(Stored records)
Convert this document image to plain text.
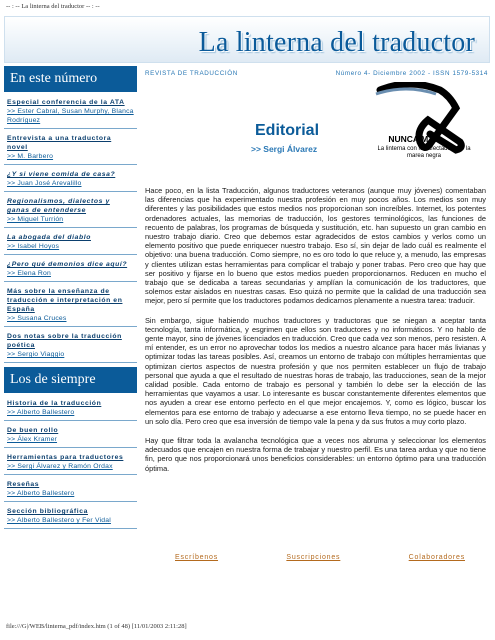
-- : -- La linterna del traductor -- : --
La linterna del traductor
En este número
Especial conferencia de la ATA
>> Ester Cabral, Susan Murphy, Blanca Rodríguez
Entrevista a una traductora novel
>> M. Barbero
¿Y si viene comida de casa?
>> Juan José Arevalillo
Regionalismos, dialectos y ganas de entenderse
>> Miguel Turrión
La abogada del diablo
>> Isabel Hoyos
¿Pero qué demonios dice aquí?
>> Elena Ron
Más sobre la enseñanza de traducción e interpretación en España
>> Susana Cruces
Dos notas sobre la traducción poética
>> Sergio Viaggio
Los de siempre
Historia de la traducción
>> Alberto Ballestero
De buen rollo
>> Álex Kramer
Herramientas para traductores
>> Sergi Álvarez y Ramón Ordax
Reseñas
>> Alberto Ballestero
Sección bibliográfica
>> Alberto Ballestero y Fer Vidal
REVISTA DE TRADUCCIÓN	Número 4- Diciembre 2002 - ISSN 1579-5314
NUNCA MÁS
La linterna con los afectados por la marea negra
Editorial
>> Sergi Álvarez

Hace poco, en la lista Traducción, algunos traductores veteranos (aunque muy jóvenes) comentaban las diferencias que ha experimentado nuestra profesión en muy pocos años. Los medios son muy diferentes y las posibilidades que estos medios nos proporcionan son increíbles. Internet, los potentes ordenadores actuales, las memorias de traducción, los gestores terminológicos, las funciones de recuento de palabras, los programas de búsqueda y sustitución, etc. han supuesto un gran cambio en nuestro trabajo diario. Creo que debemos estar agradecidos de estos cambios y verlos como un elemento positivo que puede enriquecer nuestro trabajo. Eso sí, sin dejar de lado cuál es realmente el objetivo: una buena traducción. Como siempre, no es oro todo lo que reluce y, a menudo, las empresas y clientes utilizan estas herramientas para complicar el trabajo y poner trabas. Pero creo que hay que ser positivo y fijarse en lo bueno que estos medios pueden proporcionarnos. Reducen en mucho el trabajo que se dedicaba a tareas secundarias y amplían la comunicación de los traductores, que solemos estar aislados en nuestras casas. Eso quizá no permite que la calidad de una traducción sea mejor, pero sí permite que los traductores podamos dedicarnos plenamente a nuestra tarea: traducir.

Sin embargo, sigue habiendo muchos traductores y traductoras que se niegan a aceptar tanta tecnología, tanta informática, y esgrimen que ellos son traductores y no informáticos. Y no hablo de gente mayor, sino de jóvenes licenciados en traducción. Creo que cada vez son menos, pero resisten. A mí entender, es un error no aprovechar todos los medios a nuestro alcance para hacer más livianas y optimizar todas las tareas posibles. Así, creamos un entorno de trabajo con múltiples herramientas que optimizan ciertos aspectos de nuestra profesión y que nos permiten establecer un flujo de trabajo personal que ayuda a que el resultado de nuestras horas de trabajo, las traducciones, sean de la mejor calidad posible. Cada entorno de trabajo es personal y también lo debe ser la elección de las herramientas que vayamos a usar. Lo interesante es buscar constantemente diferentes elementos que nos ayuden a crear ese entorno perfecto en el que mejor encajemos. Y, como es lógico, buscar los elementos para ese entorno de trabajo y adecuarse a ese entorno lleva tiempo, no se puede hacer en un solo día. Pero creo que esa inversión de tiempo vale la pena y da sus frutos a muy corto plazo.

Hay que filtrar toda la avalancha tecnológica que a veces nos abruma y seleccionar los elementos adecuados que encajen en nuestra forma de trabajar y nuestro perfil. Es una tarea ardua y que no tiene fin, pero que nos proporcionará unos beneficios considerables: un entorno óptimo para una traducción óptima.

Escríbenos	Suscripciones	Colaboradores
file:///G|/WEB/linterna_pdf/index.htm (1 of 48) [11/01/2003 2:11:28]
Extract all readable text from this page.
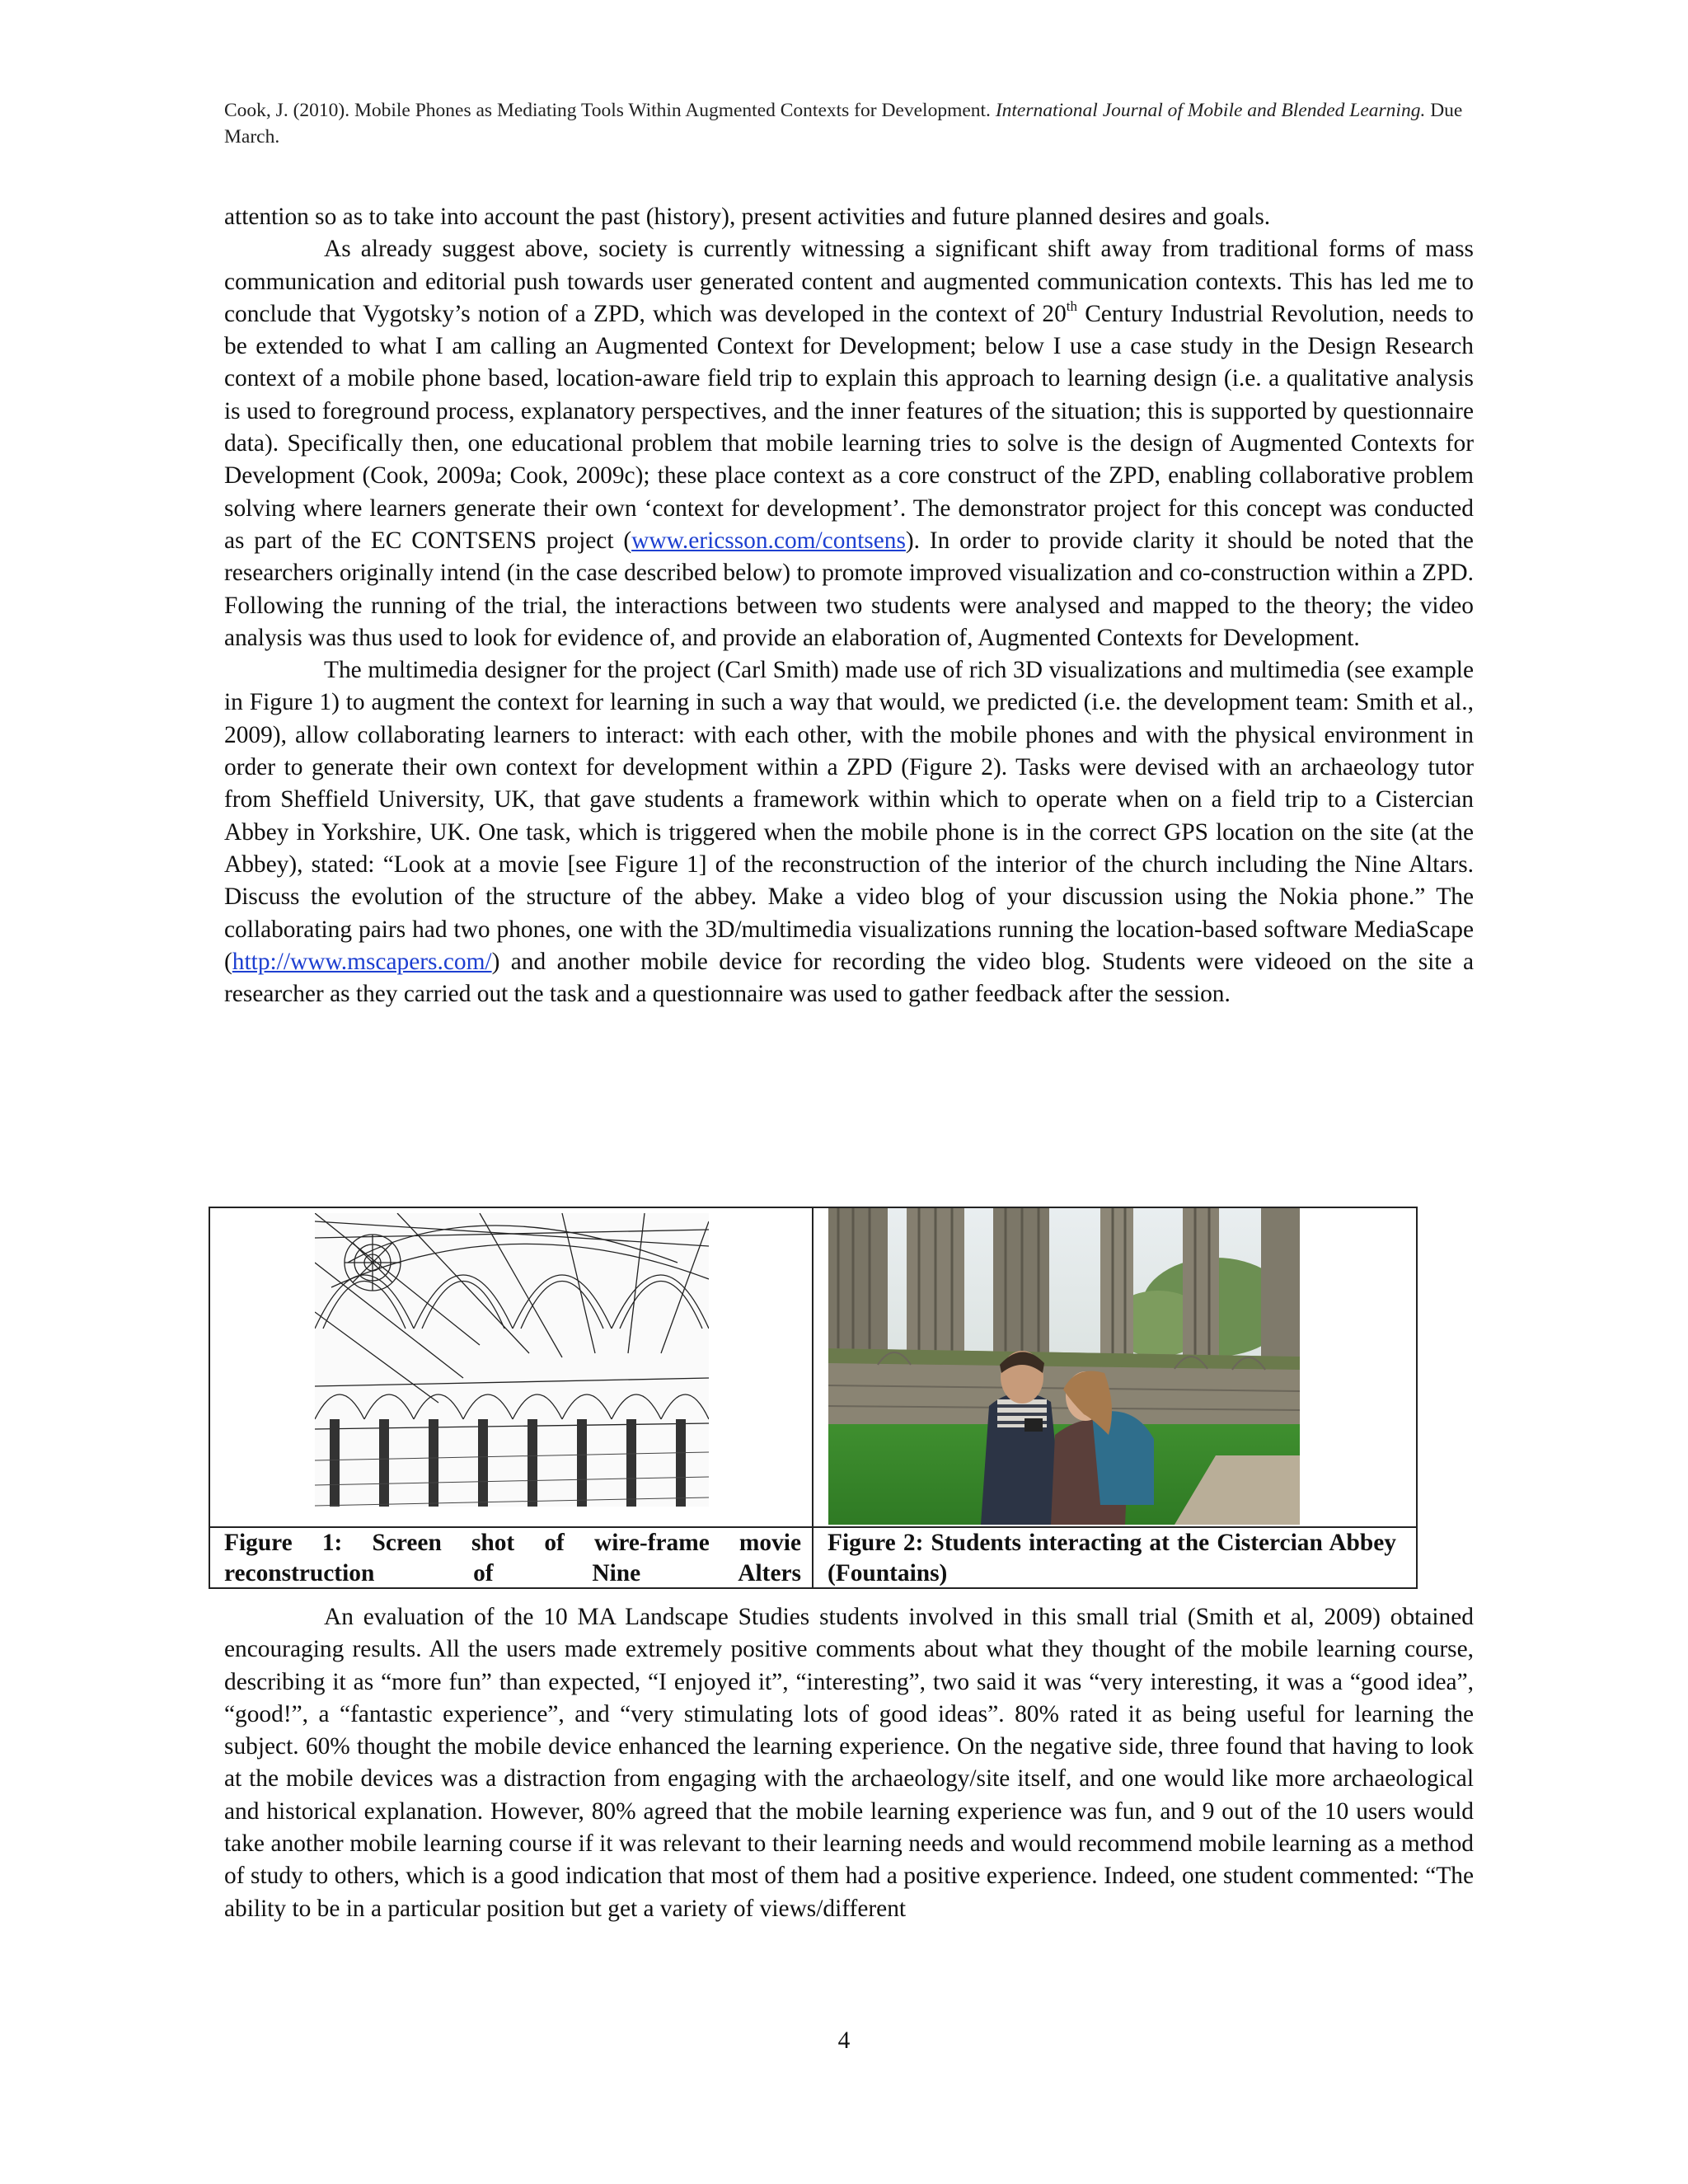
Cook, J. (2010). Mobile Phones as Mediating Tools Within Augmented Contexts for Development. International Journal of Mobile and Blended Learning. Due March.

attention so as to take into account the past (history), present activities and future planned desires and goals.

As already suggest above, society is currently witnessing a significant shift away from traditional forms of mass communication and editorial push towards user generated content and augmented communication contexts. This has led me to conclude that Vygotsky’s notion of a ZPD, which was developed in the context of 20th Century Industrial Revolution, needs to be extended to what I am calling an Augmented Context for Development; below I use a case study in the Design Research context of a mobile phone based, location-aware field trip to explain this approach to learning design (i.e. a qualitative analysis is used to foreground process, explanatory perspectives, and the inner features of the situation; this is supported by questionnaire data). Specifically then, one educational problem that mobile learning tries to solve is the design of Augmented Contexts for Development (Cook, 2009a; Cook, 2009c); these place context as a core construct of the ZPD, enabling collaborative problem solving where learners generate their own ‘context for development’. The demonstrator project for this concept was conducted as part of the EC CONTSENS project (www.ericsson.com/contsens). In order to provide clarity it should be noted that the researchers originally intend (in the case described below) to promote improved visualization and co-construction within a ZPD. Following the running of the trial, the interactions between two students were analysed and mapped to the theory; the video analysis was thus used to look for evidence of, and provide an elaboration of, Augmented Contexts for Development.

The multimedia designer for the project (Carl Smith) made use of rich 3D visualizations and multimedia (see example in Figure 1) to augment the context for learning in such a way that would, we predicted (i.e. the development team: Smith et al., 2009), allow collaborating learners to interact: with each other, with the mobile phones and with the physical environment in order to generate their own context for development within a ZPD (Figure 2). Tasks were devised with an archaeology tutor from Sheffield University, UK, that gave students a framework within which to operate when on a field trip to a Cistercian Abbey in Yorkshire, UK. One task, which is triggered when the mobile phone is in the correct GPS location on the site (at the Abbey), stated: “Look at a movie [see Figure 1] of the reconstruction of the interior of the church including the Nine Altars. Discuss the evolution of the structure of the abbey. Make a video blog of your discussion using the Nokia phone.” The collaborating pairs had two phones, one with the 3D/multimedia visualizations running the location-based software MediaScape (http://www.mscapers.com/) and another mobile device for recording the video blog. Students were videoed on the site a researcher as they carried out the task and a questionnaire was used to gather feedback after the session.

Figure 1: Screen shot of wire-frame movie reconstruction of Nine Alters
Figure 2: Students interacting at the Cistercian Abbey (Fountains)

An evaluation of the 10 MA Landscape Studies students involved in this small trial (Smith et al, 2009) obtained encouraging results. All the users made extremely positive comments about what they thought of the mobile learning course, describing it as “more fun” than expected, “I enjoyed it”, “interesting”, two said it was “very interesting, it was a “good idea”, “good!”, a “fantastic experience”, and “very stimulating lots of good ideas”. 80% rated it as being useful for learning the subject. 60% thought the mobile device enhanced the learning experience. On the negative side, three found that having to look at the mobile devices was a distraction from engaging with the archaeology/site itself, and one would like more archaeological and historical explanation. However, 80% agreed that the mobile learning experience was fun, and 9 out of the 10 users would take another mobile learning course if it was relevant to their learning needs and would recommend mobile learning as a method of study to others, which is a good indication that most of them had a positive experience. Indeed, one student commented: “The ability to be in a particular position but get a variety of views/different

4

(WRITTEN EXERCISE): Reproduce the data word for word, excluding its pictures.

(WRITTEN REPLY):
Convert this document image to plain text.
-- : -- La linterna del traductor -- : --
La linterna del traductor
En este número
Especial conferencia de la ATA
>> Ester Cabral, Susan Murphy, Blanca Rodríguez
Entrevista a una traductora novel
>> M. Barbero
¿Y si viene comida de casa?
>> Juan José Arevalillo
Regionalismos, dialectos y ganas de entenderse
>> Miguel Turrión
La abogada del diablo
>> Isabel Hoyos
¿Pero qué demonios dice aquí?
>> Elena Ron
Más sobre la enseñanza de traducción e interpretación en España
>> Susana Cruces
Dos notas sobre la traducción poética
>> Sergio Viaggio
Los de siempre
Historia de la traducción
>> Alberto Ballestero
De buen rollo
>> Álex Kramer
Herramientas para traductores
>> Sergi Álvarez y Ramón Ordax
Reseñas
>> Alberto Ballestero
Sección bibliográfica
>> Alberto Ballestero y Fer Vidal
REVISTA DE TRADUCCIÓN	Número 4- Diciembre 2002 - ISSN 1579-5314
NUNCA MÁS
La linterna con los afectados por la marea negra
Editorial
>> Sergi Álvarez

Hace poco, en la lista Traducción, algunos traductores veteranos (aunque muy jóvenes) comentaban las diferencias que ha experimentado nuestra profesión en muy pocos años. Los medios son muy diferentes y las posibilidades que estos medios nos proporcionan son increíbles. Internet, los potentes ordenadores actuales, las memorias de traducción, los gestores terminológicos, las funciones de recuento de palabras, los programas de búsqueda y sustitución, etc. han supuesto un gran cambio en nuestro trabajo diario. Creo que debemos estar agradecidos de estos cambios y verlos como un elemento positivo que puede enriquecer nuestro trabajo. Eso sí, sin dejar de lado cuál es realmente el objetivo: una buena traducción. Como siempre, no es oro todo lo que reluce y, a menudo, las empresas y clientes utilizan estas herramientas para complicar el trabajo y poner trabas. Pero creo que hay que ser positivo y fijarse en lo bueno que estos medios pueden proporcionarnos. Reducen en mucho el trabajo que se dedicaba a tareas secundarias y amplían la comunicación de los traductores, que solemos estar aislados en nuestras casas. Eso quizá no permite que la calidad de una traducción sea mejor, pero sí permite que los traductores podamos dedicarnos plenamente a nuestra tarea: traducir.

Sin embargo, sigue habiendo muchos traductores y traductoras que se niegan a aceptar tanta tecnología, tanta informática, y esgrimen que ellos son traductores y no informáticos. Y no hablo de gente mayor, sino de jóvenes licenciados en traducción. Creo que cada vez son menos, pero resisten. A mí entender, es un error no aprovechar todos los medios a nuestro alcance para hacer más livianas y optimizar todas las tareas posibles. Así, creamos un entorno de trabajo con múltiples herramientas que optimizan ciertos aspectos de nuestra profesión y que nos permiten establecer un flujo de trabajo personal que ayuda a que el resultado de nuestras horas de trabajo, las traducciones, sean de la mejor calidad posible. Cada entorno de trabajo es personal y también lo debe ser la elección de las herramientas que vayamos a usar. Lo interesante es buscar constantemente diferentes elementos que nos ayuden a crear ese entorno perfecto en el que mejor encajemos. Y, como es lógico, buscar los elementos para ese entorno de trabajo y adecuarse a ese entorno lleva tiempo, no se puede hacer en un solo día. Pero creo que esa inversión de tiempo vale la pena y da sus frutos a muy corto plazo.

Hay que filtrar toda la avalancha tecnológica que a veces nos abruma y seleccionar los elementos adecuados que encajen en nuestra forma de trabajar y nuestro perfil. Es una tarea ardua y que no tiene fin, pero que nos proporcionará unos beneficios considerables: un entorno óptimo para una traducción óptima.

Escríbenos	Suscripciones	Colaboradores
file:///G|/WEB/linterna_pdf/index.htm (1 of 48) [11/01/2003 2:11:28]
Extract all readable text from this page.
Cook, J. (2010). Mobile Phones as Mediating Tools Within Augmented Contexts for Development. International Journal of Mobile and Blended Learning. Due March.

attention so as to take into account the past (history), present activities and future planned desires and goals.

As already suggest above, society is currently witnessing a significant shift away from traditional forms of mass communication and editorial push towards user generated content and augmented communication contexts. This has led me to conclude that Vygotsky’s notion of a ZPD, which was developed in the context of 20th Century Industrial Revolution, needs to be extended to what I am calling an Augmented Context for Development; below I use a case study in the Design Research context of a mobile phone based, location-aware field trip to explain this approach to learning design (i.e. a qualitative analysis is used to foreground process, explanatory perspectives, and the inner features of the situation; this is supported by questionnaire data). Specifically then, one educational problem that mobile learning tries to solve is the design of Augmented Contexts for Development (Cook, 2009a; Cook, 2009c); these place context as a core construct of the ZPD, enabling collaborative problem solving where learners generate their own ‘context for development’. The demonstrator project for this concept was conducted as part of the EC CONTSENS project (www.ericsson.com/contsens). In order to provide clarity it should be noted that the researchers originally intend (in the case described below) to promote improved visualization and co-construction within a ZPD. Following the running of the trial, the interactions between two students were analysed and mapped to the theory; the video analysis was thus used to look for evidence of, and provide an elaboration of, Augmented Contexts for Development.

The multimedia designer for the project (Carl Smith) made use of rich 3D visualizations and multimedia (see example in Figure 1) to augment the context for learning in such a way that would, we predicted (i.e. the development team: Smith et al., 2009), allow collaborating learners to interact: with each other, with the mobile phones and with the physical environment in order to generate their own context for development within a ZPD (Figure 2). Tasks were devised with an archaeology tutor from Sheffield University, UK, that gave students a framework within which to operate when on a field trip to a Cistercian Abbey in Yorkshire, UK. One task, which is triggered when the mobile phone is in the correct GPS location on the site (at the Abbey), stated: “Look at a movie [see Figure 1] of the reconstruction of the interior of the church including the Nine Altars. Discuss the evolution of the structure of the abbey. Make a video blog of your discussion using the Nokia phone.” The collaborating pairs had two phones, one with the 3D/multimedia visualizations running the location-based software MediaScape (http://www.mscapers.com/) and another mobile device for recording the video blog. Students were videoed on the site a researcher as they carried out the task and a questionnaire was used to gather feedback after the session.

Figure 1: Screen shot of wire-frame movie reconstruction of Nine Alters
Figure 2: Students interacting at the Cistercian Abbey (Fountains)

An evaluation of the 10 MA Landscape Studies students involved in this small trial (Smith et al, 2009) obtained encouraging results. All the users made extremely positive comments about what they thought of the mobile learning course, describing it as “more fun” than expected, “I enjoyed it”, “interesting”, two said it was “very interesting, it was a “good idea”, “good!”, a “fantastic experience”, and “very stimulating lots of good ideas”. 80% rated it as being useful for learning the subject. 60% thought the mobile device enhanced the learning experience. On the negative side, three found that having to look at the mobile devices was a distraction from engaging with the archaeology/site itself, and one would like more archaeological and historical explanation. However, 80% agreed that the mobile learning experience was fun, and 9 out of the 10 users would take another mobile learning course if it was relevant to their learning needs and would recommend mobile learning as a method of study to others, which is a good indication that most of them had a positive experience. Indeed, one student commented: “The ability to be in a particular position but get a variety of views/different

4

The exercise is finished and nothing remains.